Given request
Give the number of lines in the data that hold the word "seconds", and nothing else.

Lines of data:
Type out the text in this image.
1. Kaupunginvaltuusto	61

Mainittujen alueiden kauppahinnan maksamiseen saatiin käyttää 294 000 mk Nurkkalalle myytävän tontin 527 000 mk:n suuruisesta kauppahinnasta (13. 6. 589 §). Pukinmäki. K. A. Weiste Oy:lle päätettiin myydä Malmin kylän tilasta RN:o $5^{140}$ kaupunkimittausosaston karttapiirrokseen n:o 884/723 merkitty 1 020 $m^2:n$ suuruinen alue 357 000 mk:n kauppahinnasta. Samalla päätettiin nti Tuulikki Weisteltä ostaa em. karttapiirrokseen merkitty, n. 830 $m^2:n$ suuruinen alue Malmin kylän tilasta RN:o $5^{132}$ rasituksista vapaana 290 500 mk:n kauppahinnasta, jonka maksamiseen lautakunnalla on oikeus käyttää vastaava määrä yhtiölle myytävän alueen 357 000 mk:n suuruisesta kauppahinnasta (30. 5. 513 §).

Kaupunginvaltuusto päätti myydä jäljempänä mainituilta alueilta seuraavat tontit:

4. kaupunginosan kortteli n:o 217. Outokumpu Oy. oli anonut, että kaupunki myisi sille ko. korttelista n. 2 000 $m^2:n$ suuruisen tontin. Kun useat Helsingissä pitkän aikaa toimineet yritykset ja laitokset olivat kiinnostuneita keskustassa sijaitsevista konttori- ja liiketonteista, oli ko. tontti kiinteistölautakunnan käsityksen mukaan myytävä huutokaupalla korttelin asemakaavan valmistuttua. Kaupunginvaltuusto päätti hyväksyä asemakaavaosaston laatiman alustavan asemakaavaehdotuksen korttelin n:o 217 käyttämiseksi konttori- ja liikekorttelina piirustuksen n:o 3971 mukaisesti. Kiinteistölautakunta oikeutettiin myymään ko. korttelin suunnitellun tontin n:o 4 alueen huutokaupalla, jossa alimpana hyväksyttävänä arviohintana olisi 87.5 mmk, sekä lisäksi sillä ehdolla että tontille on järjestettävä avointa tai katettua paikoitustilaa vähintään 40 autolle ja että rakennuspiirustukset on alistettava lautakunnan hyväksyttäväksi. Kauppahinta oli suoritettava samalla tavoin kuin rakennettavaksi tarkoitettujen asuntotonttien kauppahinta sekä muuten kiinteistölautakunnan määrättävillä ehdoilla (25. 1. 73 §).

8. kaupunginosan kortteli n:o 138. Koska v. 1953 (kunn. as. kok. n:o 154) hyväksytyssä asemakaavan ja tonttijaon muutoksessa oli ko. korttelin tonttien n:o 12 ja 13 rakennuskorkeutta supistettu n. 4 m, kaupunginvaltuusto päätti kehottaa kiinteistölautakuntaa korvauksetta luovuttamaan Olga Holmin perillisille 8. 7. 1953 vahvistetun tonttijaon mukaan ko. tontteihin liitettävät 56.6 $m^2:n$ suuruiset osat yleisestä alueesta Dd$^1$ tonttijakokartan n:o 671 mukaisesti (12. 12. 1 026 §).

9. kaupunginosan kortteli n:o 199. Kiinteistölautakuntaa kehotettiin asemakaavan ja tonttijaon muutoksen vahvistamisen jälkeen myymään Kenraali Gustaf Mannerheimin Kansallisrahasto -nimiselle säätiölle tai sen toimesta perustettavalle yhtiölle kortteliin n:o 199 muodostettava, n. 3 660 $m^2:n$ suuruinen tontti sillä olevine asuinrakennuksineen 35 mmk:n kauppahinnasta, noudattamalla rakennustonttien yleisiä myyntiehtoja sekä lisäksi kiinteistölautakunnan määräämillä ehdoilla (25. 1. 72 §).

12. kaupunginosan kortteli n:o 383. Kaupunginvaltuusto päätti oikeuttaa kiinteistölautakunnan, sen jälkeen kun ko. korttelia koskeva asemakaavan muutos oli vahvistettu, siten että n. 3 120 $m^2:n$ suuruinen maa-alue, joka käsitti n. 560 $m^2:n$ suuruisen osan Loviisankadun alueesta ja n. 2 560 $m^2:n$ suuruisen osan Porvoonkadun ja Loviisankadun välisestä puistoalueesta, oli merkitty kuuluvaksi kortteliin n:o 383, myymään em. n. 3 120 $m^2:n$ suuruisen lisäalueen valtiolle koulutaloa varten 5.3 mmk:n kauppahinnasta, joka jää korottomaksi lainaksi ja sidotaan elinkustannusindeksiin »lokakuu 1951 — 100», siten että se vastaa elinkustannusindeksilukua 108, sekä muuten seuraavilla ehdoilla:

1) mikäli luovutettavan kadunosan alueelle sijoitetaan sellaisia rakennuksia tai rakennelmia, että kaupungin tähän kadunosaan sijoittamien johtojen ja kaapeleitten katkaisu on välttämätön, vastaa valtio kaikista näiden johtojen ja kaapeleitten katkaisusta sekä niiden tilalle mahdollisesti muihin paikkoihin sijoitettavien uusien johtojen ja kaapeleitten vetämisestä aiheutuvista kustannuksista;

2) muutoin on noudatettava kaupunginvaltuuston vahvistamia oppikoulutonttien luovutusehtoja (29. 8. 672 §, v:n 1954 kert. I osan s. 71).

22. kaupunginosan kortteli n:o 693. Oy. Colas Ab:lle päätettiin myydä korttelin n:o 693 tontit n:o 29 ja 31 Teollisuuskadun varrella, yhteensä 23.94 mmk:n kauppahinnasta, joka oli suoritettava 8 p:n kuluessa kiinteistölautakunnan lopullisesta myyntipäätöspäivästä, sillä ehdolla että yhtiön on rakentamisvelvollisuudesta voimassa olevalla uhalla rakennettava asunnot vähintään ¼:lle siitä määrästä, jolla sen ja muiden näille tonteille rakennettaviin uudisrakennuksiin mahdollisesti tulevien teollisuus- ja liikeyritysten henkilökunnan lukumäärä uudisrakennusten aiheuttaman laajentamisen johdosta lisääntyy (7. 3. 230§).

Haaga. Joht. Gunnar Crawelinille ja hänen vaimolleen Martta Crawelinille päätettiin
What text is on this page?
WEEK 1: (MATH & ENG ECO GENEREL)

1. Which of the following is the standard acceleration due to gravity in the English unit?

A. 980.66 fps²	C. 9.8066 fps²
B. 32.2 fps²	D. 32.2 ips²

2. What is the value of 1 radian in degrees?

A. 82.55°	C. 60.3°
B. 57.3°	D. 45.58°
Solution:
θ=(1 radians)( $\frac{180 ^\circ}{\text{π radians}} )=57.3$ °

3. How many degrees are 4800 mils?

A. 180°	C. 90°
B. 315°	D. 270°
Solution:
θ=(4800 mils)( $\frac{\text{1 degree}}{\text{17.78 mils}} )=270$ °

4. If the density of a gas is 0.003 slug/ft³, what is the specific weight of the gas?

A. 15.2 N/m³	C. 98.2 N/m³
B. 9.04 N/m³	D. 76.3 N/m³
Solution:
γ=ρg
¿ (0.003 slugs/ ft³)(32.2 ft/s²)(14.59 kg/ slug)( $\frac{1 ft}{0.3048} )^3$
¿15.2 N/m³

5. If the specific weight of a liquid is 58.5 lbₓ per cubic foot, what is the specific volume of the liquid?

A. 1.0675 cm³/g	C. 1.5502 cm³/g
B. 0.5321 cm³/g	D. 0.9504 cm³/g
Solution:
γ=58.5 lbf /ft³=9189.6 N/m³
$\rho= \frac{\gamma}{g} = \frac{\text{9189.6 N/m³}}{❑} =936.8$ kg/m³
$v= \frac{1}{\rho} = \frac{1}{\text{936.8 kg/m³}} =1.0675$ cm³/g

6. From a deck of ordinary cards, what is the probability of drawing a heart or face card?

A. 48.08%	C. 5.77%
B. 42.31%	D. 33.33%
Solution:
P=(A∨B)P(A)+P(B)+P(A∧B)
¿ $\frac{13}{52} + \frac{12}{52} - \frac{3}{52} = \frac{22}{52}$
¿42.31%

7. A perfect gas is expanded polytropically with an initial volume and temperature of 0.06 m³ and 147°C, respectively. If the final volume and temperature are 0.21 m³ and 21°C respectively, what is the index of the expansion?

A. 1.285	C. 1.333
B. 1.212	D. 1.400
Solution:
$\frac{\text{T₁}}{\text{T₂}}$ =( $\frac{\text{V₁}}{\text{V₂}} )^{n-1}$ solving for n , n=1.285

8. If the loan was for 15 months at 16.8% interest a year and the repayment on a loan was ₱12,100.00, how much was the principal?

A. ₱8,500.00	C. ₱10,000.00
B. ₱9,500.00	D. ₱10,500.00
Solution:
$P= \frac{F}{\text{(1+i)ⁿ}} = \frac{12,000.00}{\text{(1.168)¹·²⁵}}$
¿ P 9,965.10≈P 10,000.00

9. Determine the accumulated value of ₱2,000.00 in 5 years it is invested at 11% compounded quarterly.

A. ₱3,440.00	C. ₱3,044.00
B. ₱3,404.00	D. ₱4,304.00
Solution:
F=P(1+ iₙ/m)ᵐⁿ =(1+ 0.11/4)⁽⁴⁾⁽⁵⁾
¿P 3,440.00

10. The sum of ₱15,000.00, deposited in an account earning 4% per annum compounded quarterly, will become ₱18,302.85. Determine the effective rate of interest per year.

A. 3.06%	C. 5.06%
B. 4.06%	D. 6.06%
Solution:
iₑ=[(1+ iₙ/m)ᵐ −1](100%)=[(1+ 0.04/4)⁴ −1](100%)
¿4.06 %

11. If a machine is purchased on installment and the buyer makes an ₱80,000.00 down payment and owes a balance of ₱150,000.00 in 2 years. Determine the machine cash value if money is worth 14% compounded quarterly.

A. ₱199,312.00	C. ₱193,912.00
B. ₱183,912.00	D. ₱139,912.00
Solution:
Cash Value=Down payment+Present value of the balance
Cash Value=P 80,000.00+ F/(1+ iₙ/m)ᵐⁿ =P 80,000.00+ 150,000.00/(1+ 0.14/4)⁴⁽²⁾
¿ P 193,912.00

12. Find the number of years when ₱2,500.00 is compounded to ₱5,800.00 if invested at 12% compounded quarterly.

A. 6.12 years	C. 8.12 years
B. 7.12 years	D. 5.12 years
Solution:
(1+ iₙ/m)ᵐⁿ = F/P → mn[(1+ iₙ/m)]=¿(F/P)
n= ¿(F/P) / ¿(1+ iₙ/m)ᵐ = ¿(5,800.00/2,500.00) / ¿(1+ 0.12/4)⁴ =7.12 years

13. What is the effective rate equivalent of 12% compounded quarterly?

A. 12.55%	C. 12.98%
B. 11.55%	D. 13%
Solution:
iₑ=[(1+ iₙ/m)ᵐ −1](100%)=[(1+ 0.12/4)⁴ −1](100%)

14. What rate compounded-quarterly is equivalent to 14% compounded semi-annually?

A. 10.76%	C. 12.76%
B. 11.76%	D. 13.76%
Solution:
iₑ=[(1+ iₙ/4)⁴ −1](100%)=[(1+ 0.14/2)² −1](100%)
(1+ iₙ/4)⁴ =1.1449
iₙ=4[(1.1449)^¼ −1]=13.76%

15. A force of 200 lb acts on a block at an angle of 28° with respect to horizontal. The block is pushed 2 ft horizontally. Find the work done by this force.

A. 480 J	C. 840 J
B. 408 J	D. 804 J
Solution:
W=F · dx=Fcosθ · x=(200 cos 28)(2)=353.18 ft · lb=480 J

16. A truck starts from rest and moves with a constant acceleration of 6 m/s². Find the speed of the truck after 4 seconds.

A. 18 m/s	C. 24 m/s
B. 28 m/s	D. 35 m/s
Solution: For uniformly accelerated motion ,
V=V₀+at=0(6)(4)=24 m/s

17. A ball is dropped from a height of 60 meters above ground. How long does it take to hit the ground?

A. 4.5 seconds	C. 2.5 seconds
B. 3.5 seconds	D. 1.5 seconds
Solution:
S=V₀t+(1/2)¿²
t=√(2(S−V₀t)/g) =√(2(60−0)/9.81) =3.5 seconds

Answer for the task
4